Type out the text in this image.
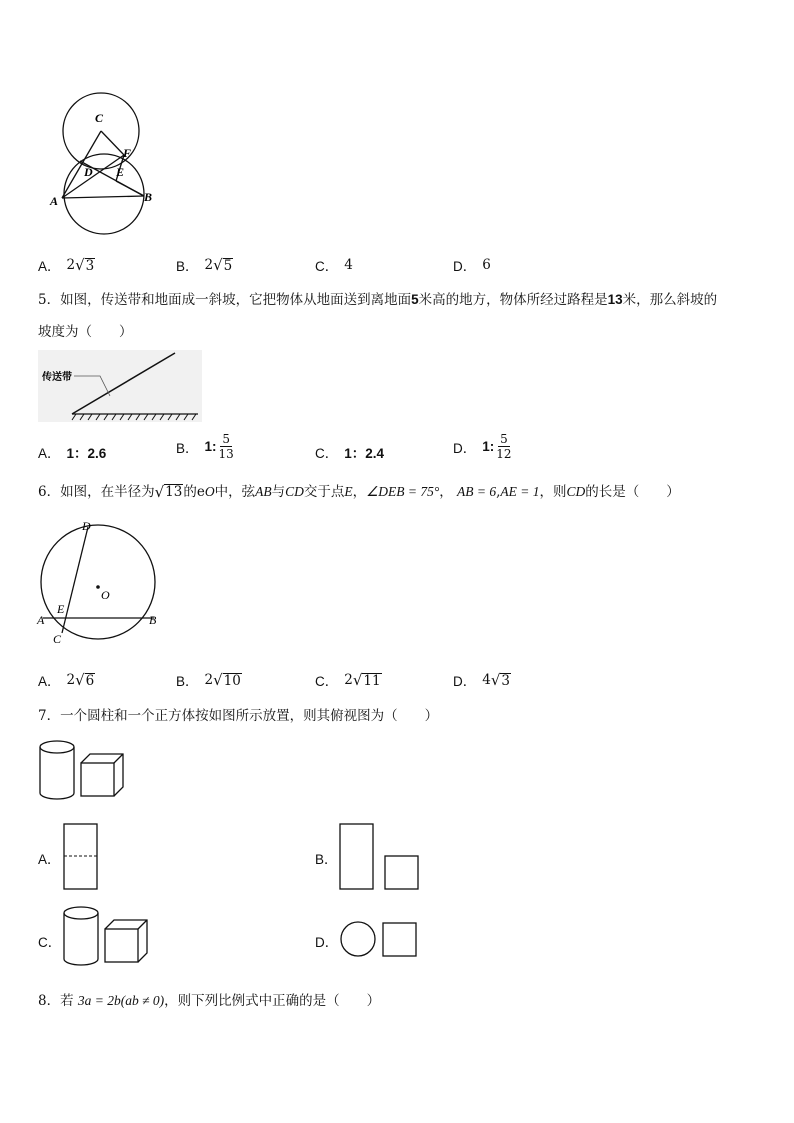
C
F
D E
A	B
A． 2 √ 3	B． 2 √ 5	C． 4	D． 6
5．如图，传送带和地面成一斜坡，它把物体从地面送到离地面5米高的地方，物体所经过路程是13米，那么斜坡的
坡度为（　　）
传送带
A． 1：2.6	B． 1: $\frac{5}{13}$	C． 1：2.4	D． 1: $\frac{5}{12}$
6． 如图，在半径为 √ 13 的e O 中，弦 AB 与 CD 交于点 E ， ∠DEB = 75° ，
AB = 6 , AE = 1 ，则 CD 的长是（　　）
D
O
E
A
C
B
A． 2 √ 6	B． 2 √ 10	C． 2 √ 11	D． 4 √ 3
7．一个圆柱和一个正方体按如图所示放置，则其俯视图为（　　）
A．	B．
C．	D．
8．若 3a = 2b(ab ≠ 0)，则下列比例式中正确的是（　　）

...

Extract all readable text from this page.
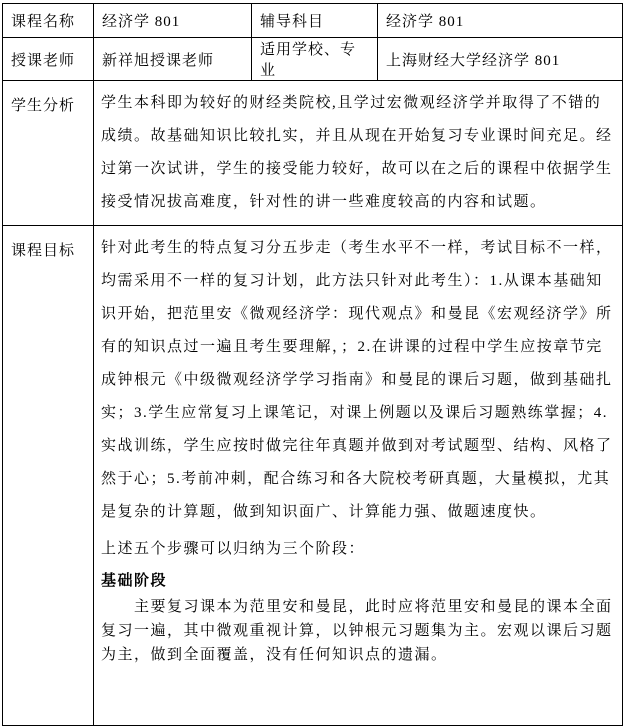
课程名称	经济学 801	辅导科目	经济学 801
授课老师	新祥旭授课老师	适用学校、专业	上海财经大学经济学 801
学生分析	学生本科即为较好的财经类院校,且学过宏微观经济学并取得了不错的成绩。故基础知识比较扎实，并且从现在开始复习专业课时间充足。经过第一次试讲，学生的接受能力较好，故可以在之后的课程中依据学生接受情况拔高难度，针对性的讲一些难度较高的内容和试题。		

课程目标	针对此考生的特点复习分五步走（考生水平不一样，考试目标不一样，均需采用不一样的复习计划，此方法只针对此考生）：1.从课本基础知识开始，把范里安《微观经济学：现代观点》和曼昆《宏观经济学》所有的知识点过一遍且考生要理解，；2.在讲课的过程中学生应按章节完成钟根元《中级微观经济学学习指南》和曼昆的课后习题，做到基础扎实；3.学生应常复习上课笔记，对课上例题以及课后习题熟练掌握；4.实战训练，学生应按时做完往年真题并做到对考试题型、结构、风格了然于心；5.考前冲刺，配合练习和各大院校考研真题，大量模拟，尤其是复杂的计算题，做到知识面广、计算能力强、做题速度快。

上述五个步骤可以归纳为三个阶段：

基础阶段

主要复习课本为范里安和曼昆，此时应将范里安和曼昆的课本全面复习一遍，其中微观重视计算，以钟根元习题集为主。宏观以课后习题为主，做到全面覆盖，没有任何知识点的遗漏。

*Directive*
Only a number is wanted: how many lines of the material above hold "this"?

*Solution to the problem*
2